| Instructions to follow |
Filter the data below for the string "святаго" and copy each matching line.

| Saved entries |
>> start
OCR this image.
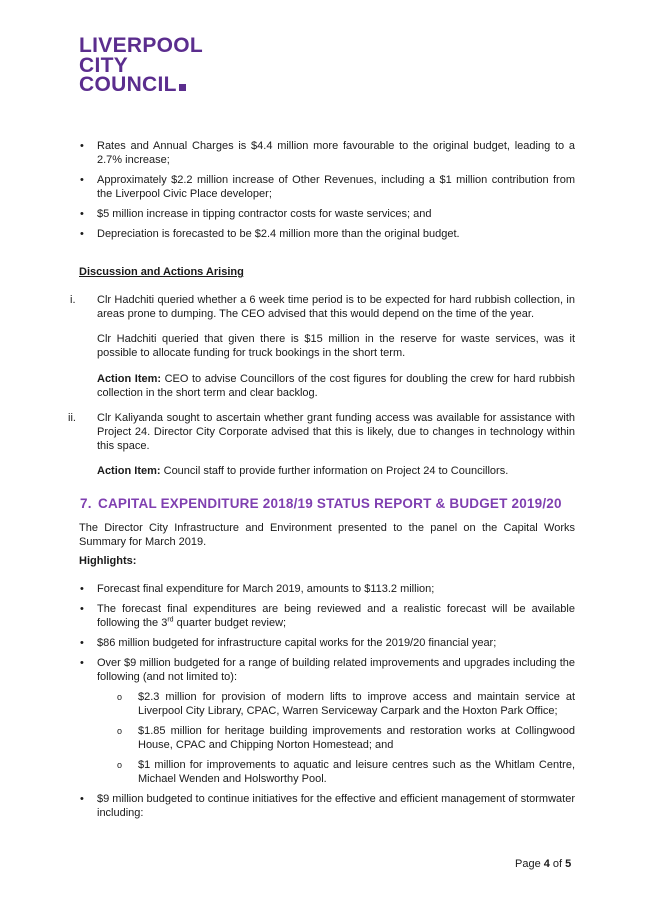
LIVERPOOL
CITY
COUNCIL
• Rates and Annual Charges is $4.4 million more favourable to the original budget, leading to a 2.7% increase;
• Approximately $2.2 million increase of Other Revenues, including a $1 million contribution from the Liverpool Civic Place developer;
• $5 million increase in tipping contractor costs for waste services; and
• Depreciation is forecasted to be $2.4 million more than the original budget.
Discussion and Actions Arising
i. Clr Hadchiti queried whether a 6 week time period is to be expected for hard rubbish collection, in areas prone to dumping. The CEO advised that this would depend on the time of the year.
Clr Hadchiti queried that given there is $15 million in the reserve for waste services, was it possible to allocate funding for truck bookings in the short term.
Action Item: CEO to advise Councillors of the cost figures for doubling the crew for hard rubbish collection in the short term and clear backlog.
ii. Clr Kaliyanda sought to ascertain whether grant funding access was available for assistance with Project 24. Director City Corporate advised that this is likely, due to changes in technology within this space.
Action Item: Council staff to provide further information on Project 24 to Councillors.
7. CAPITAL EXPENDITURE 2018/19 STATUS REPORT & BUDGET 2019/20
The Director City Infrastructure and Environment presented to the panel on the Capital Works Summary for March 2019.
Highlights:
• Forecast final expenditure for March 2019, amounts to $113.2 million;
• The forecast final expenditures are being reviewed and a realistic forecast will be available following the 3rd quarter budget review;
• $86 million budgeted for infrastructure capital works for the 2019/20 financial year;
• Over $9 million budgeted for a range of building related improvements and upgrades including the following (and not limited to):
o $2.3 million for provision of modern lifts to improve access and maintain service at Liverpool City Library, CPAC, Warren Serviceway Carpark and the Hoxton Park Office;
o $1.85 million for heritage building improvements and restoration works at Collingwood House, CPAC and Chipping Norton Homestead; and
o $1 million for improvements to aquatic and leisure centres such as the Whitlam Centre, Michael Wenden and Holsworthy Pool.
• $9 million budgeted to continue initiatives for the effective and efficient management of stormwater including:
Page 4 of 5
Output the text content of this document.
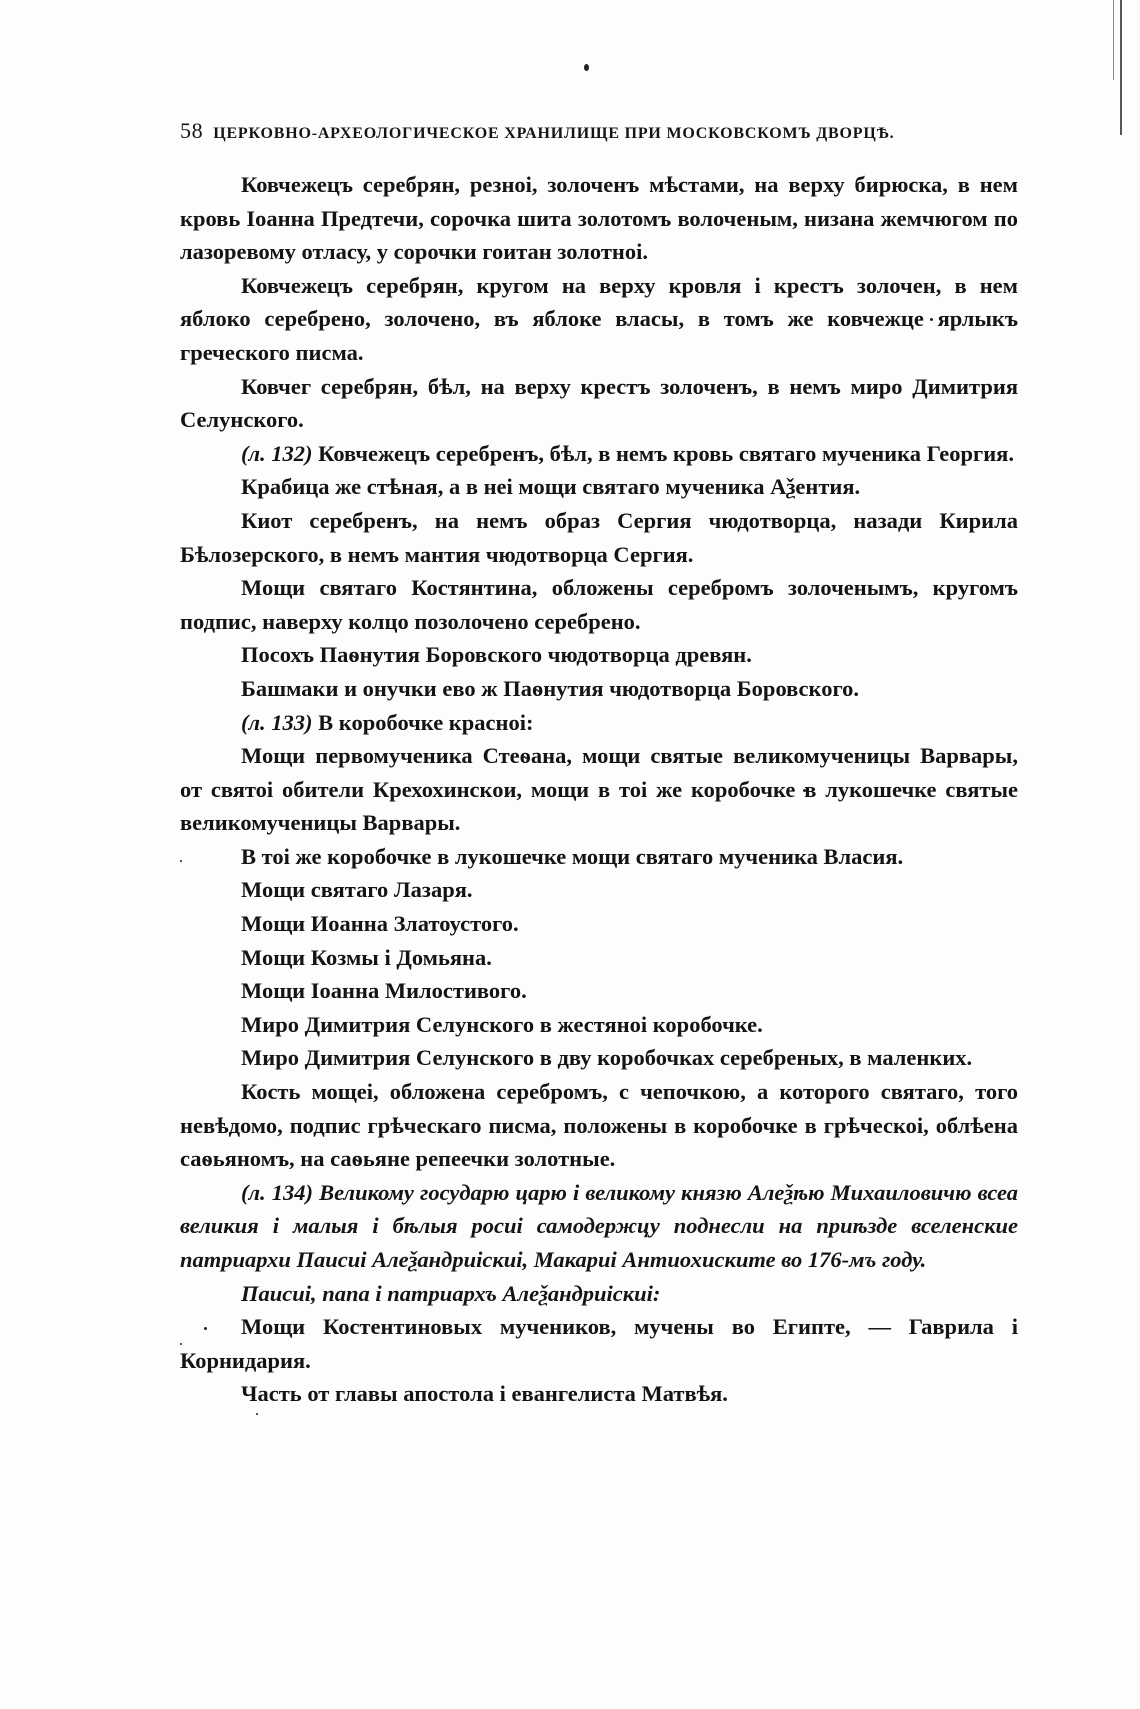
58 ЦЕРКОВНО-АРХЕОЛОГИЧЕСКОЕ ХРАНИЛИЩЕ ПРИ МОСКОВСКОМЪ ДВОРЦѢ.

Ковчежецъ серебрян, резноі, золоченъ мѣстами, на верху бирюска, в нем кровь Іоанна Предтечи, сорочка шита золотомъ волоченым, низана жемчюгом по лазоревому отласу, у сорочки гоитан золотноі.

Ковчежецъ серебрян, кругом на верху кровля і крестъ золочен, в нем яблоко серебрено, золочено, въ яблоке власы, в томъ же ковчежце ярлыкъ греческого писма.

Ковчег серебрян, бѣл, на верху крестъ золоченъ, в немъ миро Димитрия Селунского.

(л. 132) Ковчежецъ серебренъ, бѣл, в немъ кровь святаго мученика Георгия.

Крабица же стѣная, а в неі мощи святаго мученика Аѯентия.

Киот серебренъ, на немъ образ Сергия чюдотворца, назади Кирила Бѣлозерского, в немъ мантия чюдотворца Сергия.

Мощи святаго Костянтина, обложены серебромъ золоченымъ, кругомъ подпис, наверху колцо позолочено серебрено.

Посохъ Паѳнутия Боровского чюдотворца древян.

Башмаки и онучки ево ж Паѳнутия чюдотворца Боровского.

(л. 133) В коробочке красноі:

Мощи первомученика Стеѳана, мощи святые великомученицы Варвары, от святоі обители Крехохинскои, мощи в тоі же коробочке в лукошечке святые великомученицы Варвары.

В тоі же коробочке в лукошечке мощи святаго мученика Власия.

Мощи святаго Лазаря.

Мощи Иоанна Златоустого.

Мощи Козмы і Домьяна.

Мощи Іоанна Милостивого.

Миро Димитрия Селунского в жестяноі коробочке.

Миро Димитрия Селунского в дву коробочках серебреных, в маленких.

Кость мощеі, обложена серебромъ, с чепочкою, а которого святаго, того невѣдомо, подпис грѣческаго писма, положены в коробочке в грѣческоі, облѣена саѳьяномъ, на саѳьяне репеечки золотные.

(л. 134) Великому государю царю і великому князю Алеѯѣю Михаиловичю всеа великия і малыя і бѣлыя росиі самодержцу поднесли на приѣзде вселенские патриархи Паисиі Алеѯандриіскиі, Макариі Антиохиските во 176-мъ году.

Паисиі, папа і патриархъ Алеѯандриіскиі:

Мощи Костентиновых мучеников, мучены во Египте, — Гаврила і Корнидария.

Часть от главы апостола і евангелиста Матвѣя.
>> end
| Correct output |
(л. 132) Ковчежецъ серебренъ, бѣл, в немъ кровь святаго мученика Георгия.
Крабица же стѣная, а в неі мощи святаго мученика Аѯентия.
Мощи святаго Костянтина, обложены серебромъ золоченымъ, кругомъ подпис, наверху колцо позолочено серебрено.
В тоі же коробочке в лукошечке мощи святаго мученика Власия.
Мощи святаго Лазаря.
Кость мощеі, обложена серебромъ, с чепочкою, а которого святаго, того невѣдомо, подпис грѣческаго писма, положены в коробочке в грѣческоі, облѣена саѳьяномъ, на саѳьяне репеечки золотные.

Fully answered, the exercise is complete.